- **EXCERPTED RECORDS**
* START *

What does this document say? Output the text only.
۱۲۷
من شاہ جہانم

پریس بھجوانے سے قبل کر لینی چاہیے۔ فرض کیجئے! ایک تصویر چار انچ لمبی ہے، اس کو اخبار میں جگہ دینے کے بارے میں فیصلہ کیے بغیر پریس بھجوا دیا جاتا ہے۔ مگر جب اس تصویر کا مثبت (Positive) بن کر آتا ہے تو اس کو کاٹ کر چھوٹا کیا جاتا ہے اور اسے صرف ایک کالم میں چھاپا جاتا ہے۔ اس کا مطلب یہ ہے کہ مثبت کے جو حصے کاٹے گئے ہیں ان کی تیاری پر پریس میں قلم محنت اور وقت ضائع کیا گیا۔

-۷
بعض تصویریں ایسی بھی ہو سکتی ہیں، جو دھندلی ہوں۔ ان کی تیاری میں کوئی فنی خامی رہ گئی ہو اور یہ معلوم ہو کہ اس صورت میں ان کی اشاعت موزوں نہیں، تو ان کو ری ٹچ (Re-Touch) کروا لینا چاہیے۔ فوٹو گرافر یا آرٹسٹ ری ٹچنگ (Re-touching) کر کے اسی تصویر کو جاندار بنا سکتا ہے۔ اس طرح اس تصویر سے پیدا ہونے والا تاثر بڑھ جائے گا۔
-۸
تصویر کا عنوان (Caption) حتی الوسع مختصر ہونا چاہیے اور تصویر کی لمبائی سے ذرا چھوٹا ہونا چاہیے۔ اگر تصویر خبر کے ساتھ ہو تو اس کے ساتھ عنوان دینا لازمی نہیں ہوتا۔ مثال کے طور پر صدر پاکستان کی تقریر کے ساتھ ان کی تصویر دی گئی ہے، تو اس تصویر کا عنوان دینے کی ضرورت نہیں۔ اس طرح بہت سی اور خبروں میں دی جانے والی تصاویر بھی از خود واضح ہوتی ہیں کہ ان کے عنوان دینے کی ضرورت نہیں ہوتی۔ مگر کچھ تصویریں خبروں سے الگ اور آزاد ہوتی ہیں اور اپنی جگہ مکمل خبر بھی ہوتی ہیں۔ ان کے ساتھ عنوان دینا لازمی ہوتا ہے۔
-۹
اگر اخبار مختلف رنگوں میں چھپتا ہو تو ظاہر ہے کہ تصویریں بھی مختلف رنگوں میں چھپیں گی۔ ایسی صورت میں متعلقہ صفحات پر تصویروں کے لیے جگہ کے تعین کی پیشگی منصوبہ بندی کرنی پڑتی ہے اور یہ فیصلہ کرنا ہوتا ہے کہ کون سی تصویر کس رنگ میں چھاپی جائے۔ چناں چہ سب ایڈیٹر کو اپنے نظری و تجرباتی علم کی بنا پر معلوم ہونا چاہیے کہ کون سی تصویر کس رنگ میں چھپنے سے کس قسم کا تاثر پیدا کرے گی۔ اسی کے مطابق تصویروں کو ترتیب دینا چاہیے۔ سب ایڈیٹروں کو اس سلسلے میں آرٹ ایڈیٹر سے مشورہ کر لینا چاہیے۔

* END *
* START *

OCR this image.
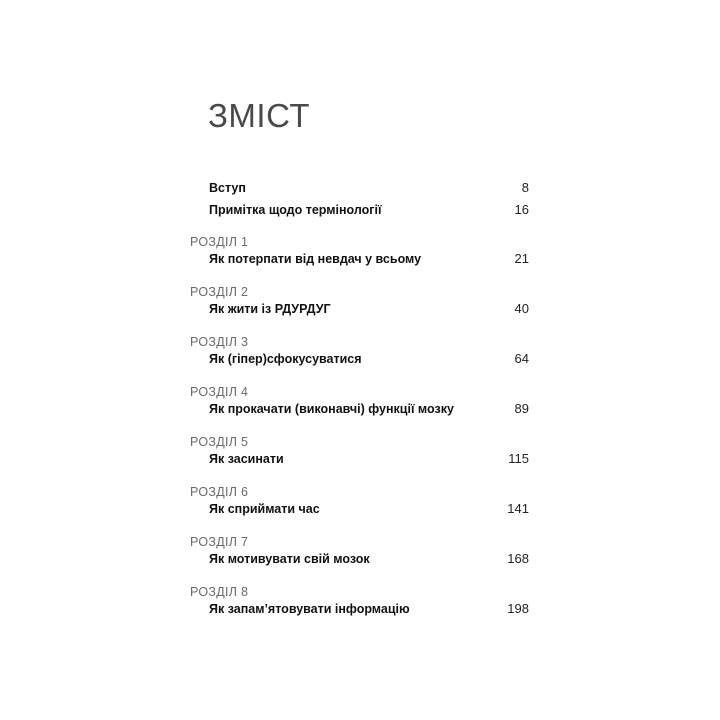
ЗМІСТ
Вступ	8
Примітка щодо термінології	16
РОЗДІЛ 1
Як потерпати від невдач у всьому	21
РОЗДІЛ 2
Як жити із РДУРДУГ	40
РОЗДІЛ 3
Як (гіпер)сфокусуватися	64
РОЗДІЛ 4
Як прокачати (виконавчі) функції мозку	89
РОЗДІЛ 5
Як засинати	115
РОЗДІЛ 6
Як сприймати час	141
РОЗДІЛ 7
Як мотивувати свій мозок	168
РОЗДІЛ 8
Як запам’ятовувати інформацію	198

* END *

Scan the listing above. Collect all lines with the word "РОЗДІЛ".

РОЗДІЛ 1
РОЗДІЛ 2
РОЗДІЛ 3
РОЗДІЛ 4
РОЗДІЛ 5
РОЗДІЛ 6
РОЗДІЛ 7
РОЗДІЛ 8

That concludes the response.